→ Task prompt
Reproduce the records below word for word, omitting the pictures from your answer.

────

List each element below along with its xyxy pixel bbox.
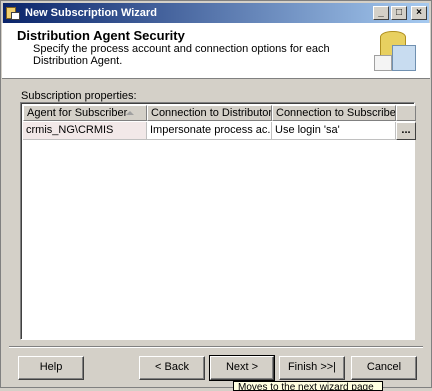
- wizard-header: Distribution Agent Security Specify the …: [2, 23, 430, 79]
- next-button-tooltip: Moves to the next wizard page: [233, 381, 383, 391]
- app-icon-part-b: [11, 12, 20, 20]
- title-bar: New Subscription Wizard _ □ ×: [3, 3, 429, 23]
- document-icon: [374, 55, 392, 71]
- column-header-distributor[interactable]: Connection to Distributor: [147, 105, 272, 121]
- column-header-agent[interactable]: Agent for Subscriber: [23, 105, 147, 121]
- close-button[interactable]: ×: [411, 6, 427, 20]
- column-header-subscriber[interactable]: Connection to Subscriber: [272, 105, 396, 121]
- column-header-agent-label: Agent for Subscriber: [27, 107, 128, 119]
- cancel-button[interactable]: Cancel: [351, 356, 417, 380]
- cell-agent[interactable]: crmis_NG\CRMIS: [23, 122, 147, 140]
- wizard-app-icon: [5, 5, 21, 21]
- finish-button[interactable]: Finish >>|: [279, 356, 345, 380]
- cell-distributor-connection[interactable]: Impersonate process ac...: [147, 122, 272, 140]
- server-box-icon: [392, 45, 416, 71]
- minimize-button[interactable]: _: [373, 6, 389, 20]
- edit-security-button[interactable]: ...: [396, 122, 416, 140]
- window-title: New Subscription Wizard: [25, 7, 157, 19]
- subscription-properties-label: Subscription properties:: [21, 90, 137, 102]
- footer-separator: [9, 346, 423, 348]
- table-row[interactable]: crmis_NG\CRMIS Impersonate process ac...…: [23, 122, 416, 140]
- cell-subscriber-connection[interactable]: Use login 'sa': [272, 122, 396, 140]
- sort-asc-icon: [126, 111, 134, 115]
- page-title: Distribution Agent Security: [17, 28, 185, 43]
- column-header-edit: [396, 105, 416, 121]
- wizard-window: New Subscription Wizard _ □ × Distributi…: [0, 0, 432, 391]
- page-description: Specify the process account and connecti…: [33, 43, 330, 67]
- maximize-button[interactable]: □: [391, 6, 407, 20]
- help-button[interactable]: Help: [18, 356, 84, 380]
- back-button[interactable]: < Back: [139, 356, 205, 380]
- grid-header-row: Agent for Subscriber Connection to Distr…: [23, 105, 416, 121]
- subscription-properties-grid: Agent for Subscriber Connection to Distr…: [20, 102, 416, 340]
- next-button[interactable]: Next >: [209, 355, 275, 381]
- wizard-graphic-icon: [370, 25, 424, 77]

────

→ Response
List each element below along with its xyxy pixel bbox.
- wizard-header: Distribution Agent Security Specify the …: [2, 23, 430, 79]
- next-button-tooltip: Moves to the next wizard page: [233, 381, 383, 391]
- app-icon-part-b: [11, 12, 20, 20]
- title-bar: New Subscription Wizard _ □ ×: [3, 3, 429, 23]
- document-icon: [374, 55, 392, 71]
- column-header-distributor[interactable]: Connection to Distributor: [147, 105, 272, 121]
- column-header-agent[interactable]: Agent for Subscriber: [23, 105, 147, 121]
- close-button[interactable]: ×: [411, 6, 427, 20]
- column-header-subscriber[interactable]: Connection to Subscriber: [272, 105, 396, 121]
- column-header-agent-label: Agent for Subscriber: [27, 107, 128, 119]
- cancel-button[interactable]: Cancel: [351, 356, 417, 380]
- cell-agent[interactable]: crmis_NG\CRMIS: [23, 122, 147, 140]
- wizard-app-icon: [5, 5, 21, 21]
- finish-button[interactable]: Finish >>|: [279, 356, 345, 380]
- cell-distributor-connection[interactable]: Impersonate process ac...: [147, 122, 272, 140]
- server-box-icon: [392, 45, 416, 71]
- minimize-button[interactable]: _: [373, 6, 389, 20]
- edit-security-button[interactable]: ...: [396, 122, 416, 140]
- window-title: New Subscription Wizard: [25, 7, 157, 19]
- subscription-properties-label: Subscription properties:: [21, 90, 137, 102]
- footer-separator: [9, 346, 423, 348]
- table-row[interactable]: crmis_NG\CRMIS Impersonate process ac...…: [23, 122, 416, 140]
- cell-subscriber-connection[interactable]: Use login 'sa': [272, 122, 396, 140]
- sort-asc-icon: [126, 111, 134, 115]
- page-title: Distribution Agent Security: [17, 28, 185, 43]
- column-header-edit: [396, 105, 416, 121]
- wizard-window: New Subscription Wizard _ □ × Distributi…: [0, 0, 432, 391]
- page-description: Specify the process account and connecti…: [33, 43, 330, 67]
- maximize-button[interactable]: □: [391, 6, 407, 20]
- help-button[interactable]: Help: [18, 356, 84, 380]
- back-button[interactable]: < Back: [139, 356, 205, 380]
- grid-header-row: Agent for Subscriber Connection to Distr…: [23, 105, 416, 121]
- subscription-properties-grid: Agent for Subscriber Connection to Distr…: [20, 102, 416, 340]
- next-button[interactable]: Next >: [209, 355, 275, 381]
- wizard-graphic-icon: [370, 25, 424, 77]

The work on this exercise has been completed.